---- DATA FOR THE TASK

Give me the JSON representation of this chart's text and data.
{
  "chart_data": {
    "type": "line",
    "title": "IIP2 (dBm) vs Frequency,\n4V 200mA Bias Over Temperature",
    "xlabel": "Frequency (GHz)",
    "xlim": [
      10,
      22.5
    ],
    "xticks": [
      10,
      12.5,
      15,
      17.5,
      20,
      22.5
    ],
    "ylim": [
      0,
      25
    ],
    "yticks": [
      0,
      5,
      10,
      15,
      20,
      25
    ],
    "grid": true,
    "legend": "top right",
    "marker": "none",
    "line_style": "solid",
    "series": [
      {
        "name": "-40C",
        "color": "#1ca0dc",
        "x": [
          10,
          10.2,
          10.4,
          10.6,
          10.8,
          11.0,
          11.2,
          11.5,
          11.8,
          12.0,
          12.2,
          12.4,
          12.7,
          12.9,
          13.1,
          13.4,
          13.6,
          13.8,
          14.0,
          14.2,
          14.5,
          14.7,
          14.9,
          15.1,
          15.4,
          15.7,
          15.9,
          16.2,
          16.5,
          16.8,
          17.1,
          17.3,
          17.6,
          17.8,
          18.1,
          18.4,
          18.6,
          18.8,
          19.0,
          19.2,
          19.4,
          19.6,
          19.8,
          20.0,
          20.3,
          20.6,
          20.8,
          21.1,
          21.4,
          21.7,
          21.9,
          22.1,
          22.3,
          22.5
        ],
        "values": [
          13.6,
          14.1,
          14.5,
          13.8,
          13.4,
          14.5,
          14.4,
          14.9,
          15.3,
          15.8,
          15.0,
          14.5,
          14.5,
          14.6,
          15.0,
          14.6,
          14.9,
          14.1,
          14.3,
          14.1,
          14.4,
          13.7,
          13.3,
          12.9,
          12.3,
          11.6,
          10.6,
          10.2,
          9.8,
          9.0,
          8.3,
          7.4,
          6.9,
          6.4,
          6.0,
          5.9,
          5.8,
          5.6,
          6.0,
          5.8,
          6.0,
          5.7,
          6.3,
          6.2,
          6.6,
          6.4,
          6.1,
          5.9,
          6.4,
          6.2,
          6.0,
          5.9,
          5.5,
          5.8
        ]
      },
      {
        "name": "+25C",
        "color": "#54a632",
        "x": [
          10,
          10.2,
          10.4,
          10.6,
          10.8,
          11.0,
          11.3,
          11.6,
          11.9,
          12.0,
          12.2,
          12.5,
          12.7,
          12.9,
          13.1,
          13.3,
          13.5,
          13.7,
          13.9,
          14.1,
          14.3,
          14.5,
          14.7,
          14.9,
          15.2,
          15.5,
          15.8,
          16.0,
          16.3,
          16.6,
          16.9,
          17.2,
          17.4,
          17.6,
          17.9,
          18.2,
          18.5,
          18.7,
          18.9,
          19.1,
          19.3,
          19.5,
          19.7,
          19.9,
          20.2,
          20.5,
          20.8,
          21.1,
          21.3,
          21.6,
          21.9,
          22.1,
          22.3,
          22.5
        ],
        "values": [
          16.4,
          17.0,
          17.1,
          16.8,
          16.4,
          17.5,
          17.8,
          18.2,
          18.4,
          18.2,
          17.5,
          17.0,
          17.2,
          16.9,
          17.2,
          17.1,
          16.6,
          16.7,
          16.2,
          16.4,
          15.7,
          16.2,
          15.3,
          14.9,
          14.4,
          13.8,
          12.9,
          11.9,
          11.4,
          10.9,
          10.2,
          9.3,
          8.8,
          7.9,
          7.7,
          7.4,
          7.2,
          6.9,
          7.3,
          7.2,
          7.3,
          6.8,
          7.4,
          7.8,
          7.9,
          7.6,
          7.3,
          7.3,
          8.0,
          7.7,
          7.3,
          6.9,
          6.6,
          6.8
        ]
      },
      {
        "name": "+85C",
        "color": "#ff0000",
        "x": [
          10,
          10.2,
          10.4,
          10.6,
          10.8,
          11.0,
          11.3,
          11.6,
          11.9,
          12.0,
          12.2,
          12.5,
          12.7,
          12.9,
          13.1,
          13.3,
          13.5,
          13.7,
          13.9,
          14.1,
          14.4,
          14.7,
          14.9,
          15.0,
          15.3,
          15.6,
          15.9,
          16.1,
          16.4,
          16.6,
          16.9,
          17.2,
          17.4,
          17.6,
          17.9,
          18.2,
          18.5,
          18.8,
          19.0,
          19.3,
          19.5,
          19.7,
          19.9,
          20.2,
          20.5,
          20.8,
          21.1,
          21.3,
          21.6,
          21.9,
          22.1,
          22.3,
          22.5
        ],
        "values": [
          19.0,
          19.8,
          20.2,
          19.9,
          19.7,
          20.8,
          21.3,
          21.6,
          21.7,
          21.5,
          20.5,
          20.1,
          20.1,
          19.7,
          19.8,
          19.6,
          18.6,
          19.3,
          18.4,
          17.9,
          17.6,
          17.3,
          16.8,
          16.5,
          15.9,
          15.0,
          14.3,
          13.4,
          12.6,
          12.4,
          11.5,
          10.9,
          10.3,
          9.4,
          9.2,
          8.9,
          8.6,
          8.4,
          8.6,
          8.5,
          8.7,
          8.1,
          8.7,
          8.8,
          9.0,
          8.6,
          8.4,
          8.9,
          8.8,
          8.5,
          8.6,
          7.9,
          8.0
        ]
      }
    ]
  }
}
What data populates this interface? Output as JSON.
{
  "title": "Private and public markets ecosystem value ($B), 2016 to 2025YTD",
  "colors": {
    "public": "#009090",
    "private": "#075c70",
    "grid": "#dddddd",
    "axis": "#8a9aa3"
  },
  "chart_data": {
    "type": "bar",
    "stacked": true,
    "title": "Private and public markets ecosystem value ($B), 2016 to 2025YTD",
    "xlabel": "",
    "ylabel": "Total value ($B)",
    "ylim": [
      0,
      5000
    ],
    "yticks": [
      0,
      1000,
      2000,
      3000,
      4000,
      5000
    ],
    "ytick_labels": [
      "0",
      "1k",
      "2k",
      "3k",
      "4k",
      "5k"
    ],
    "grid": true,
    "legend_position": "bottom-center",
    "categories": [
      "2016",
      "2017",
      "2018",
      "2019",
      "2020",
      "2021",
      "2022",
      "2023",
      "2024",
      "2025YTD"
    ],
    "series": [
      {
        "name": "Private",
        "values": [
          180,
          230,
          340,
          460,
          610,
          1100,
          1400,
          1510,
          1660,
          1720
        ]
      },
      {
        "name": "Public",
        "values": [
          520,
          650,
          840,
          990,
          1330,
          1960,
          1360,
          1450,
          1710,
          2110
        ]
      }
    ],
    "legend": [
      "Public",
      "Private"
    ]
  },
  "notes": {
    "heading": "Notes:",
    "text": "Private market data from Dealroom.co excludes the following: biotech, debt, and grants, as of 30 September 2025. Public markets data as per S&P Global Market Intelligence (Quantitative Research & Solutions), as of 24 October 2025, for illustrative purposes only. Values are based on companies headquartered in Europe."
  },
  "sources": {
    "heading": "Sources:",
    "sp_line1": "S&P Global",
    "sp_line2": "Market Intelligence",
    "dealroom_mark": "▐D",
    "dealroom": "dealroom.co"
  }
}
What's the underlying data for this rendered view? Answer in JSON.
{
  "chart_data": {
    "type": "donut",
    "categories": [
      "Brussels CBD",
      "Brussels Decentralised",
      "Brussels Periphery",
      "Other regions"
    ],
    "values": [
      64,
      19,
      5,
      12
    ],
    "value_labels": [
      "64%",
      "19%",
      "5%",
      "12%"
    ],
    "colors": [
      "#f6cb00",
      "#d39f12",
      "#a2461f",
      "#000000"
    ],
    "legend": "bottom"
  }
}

--------

SET EXERCISE
Track down the lines that include the word "title" and copy them.

COMPLETED EXERCISE
    "title": "IIP2 (dBm) vs Frequency,\n4V 200mA Bias Over Temperature",
  "title": "Private and public markets ecosystem value ($B), 2016 to 2025YTD",
    "title": "Private and public markets ecosystem value ($B), 2016 to 2025YTD",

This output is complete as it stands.